• Exercise objective
Repeat every record below exactly as written.

• Data
....
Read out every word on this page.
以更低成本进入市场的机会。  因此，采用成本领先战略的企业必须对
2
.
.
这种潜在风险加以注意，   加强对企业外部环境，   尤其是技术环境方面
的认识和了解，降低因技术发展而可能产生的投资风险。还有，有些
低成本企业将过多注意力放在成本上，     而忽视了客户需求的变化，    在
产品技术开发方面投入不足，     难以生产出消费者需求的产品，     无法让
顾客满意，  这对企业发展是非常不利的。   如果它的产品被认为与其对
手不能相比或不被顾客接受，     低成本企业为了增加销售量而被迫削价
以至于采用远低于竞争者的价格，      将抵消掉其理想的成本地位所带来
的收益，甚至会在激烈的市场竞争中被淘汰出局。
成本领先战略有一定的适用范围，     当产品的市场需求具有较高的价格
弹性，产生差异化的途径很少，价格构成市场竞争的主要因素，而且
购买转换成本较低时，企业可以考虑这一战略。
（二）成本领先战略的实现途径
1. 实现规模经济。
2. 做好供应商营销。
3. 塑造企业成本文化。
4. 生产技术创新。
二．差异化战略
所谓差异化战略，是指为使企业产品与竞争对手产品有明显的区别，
....
• Correct answer
Read out every word on this page.
以更低成本进入市场的机会。  因此，采用成本领先战略的企业必须对
2
.
.
这种潜在风险加以注意，   加强对企业外部环境，   尤其是技术环境方面
的认识和了解，降低因技术发展而可能产生的投资风险。还有，有些
低成本企业将过多注意力放在成本上，     而忽视了客户需求的变化，    在
产品技术开发方面投入不足，     难以生产出消费者需求的产品，     无法让
顾客满意，  这对企业发展是非常不利的。   如果它的产品被认为与其对
手不能相比或不被顾客接受，     低成本企业为了增加销售量而被迫削价
以至于采用远低于竞争者的价格，      将抵消掉其理想的成本地位所带来
的收益，甚至会在激烈的市场竞争中被淘汰出局。
成本领先战略有一定的适用范围，     当产品的市场需求具有较高的价格
弹性，产生差异化的途径很少，价格构成市场竞争的主要因素，而且
购买转换成本较低时，企业可以考虑这一战略。
（二）成本领先战略的实现途径
1. 实现规模经济。
2. 做好供应商营销。
3. 塑造企业成本文化。
4. 生产技术创新。
二．差异化战略
所谓差异化战略，是指为使企业产品与竞争对手产品有明显的区别，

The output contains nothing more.